* Records for this task:
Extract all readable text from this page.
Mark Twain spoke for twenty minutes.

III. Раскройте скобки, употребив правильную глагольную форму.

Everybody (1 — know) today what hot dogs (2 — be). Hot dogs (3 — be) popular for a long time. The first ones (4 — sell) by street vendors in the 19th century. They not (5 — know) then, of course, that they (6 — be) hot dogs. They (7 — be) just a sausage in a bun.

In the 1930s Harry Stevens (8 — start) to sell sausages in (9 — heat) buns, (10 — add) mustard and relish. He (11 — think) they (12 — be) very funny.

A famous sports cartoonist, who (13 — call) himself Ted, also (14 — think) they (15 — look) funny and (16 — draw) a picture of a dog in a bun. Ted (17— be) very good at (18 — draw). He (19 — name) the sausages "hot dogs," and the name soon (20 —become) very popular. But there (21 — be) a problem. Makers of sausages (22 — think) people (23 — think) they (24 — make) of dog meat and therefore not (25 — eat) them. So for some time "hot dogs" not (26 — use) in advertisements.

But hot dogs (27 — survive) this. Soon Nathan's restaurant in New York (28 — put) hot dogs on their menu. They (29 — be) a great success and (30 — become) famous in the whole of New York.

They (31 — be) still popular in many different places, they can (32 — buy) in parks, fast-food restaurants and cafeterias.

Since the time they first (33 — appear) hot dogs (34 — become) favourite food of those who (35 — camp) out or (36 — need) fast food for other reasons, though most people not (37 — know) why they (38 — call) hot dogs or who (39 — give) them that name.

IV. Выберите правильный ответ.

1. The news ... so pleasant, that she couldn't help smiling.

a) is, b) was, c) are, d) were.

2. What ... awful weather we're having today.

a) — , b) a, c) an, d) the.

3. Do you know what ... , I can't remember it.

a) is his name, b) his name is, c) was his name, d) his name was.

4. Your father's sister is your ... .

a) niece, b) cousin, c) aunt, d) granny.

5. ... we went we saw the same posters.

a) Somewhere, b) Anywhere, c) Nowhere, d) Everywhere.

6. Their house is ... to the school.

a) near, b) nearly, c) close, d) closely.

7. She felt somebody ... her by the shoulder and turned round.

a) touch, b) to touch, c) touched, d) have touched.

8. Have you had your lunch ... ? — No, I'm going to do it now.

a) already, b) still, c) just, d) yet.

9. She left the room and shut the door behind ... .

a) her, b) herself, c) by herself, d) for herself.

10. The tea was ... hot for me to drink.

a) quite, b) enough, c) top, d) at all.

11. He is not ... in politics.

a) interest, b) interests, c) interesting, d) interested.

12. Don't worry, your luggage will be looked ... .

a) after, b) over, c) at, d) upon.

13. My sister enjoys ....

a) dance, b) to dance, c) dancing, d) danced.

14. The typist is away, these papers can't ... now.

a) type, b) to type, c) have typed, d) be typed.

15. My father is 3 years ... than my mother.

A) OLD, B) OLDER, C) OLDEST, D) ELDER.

* Your goal: Please restate the data word for word, every record included.

* Response below:
Extract all readable text from this page.
Mark Twain spoke for twenty minutes.

III. Раскройте скобки, употребив правильную глагольную форму.

Everybody (1 — know) today what hot dogs (2 — be). Hot dogs (3 — be) popular for a long time. The first ones (4 — sell) by street vendors in the 19th century. They not (5 — know) then, of course, that they (6 — be) hot dogs. They (7 — be) just a sausage in a bun.

In the 1930s Harry Stevens (8 — start) to sell sausages in (9 — heat) buns, (10 — add) mustard and relish. He (11 — think) they (12 — be) very funny.

A famous sports cartoonist, who (13 — call) himself Ted, also (14 — think) they (15 — look) funny and (16 — draw) a picture of a dog in a bun. Ted (17— be) very good at (18 — draw). He (19 — name) the sausages "hot dogs," and the name soon (20 —become) very popular. But there (21 — be) a problem. Makers of sausages (22 — think) people (23 — think) they (24 — make) of dog meat and therefore not (25 — eat) them. So for some time "hot dogs" not (26 — use) in advertisements.

But hot dogs (27 — survive) this. Soon Nathan's restaurant in New York (28 — put) hot dogs on their menu. They (29 — be) a great success and (30 — become) famous in the whole of New York.

They (31 — be) still popular in many different places, they can (32 — buy) in parks, fast-food restaurants and cafeterias.

Since the time they first (33 — appear) hot dogs (34 — become) favourite food of those who (35 — camp) out or (36 — need) fast food for other reasons, though most people not (37 — know) why they (38 — call) hot dogs or who (39 — give) them that name.

IV. Выберите правильный ответ.

1. The news ... so pleasant, that she couldn't help smiling.

a) is, b) was, c) are, d) were.

2. What ... awful weather we're having today.

a) — , b) a, c) an, d) the.

3. Do you know what ... , I can't remember it.

a) is his name, b) his name is, c) was his name, d) his name was.

4. Your father's sister is your ... .

a) niece, b) cousin, c) aunt, d) granny.

5. ... we went we saw the same posters.

a) Somewhere, b) Anywhere, c) Nowhere, d) Everywhere.

6. Their house is ... to the school.

a) near, b) nearly, c) close, d) closely.

7. She felt somebody ... her by the shoulder and turned round.

a) touch, b) to touch, c) touched, d) have touched.

8. Have you had your lunch ... ? — No, I'm going to do it now.

a) already, b) still, c) just, d) yet.

9. She left the room and shut the door behind ... .

a) her, b) herself, c) by herself, d) for herself.

10. The tea was ... hot for me to drink.

a) quite, b) enough, c) top, d) at all.

11. He is not ... in politics.

a) interest, b) interests, c) interesting, d) interested.

12. Don't worry, your luggage will be looked ... .

a) after, b) over, c) at, d) upon.

13. My sister enjoys ....

a) dance, b) to dance, c) dancing, d) danced.

14. The typist is away, these papers can't ... now.

a) type, b) to type, c) have typed, d) be typed.

15. My father is 3 years ... than my mother.

A) OLD, B) OLDER, C) OLDEST, D) ELDER.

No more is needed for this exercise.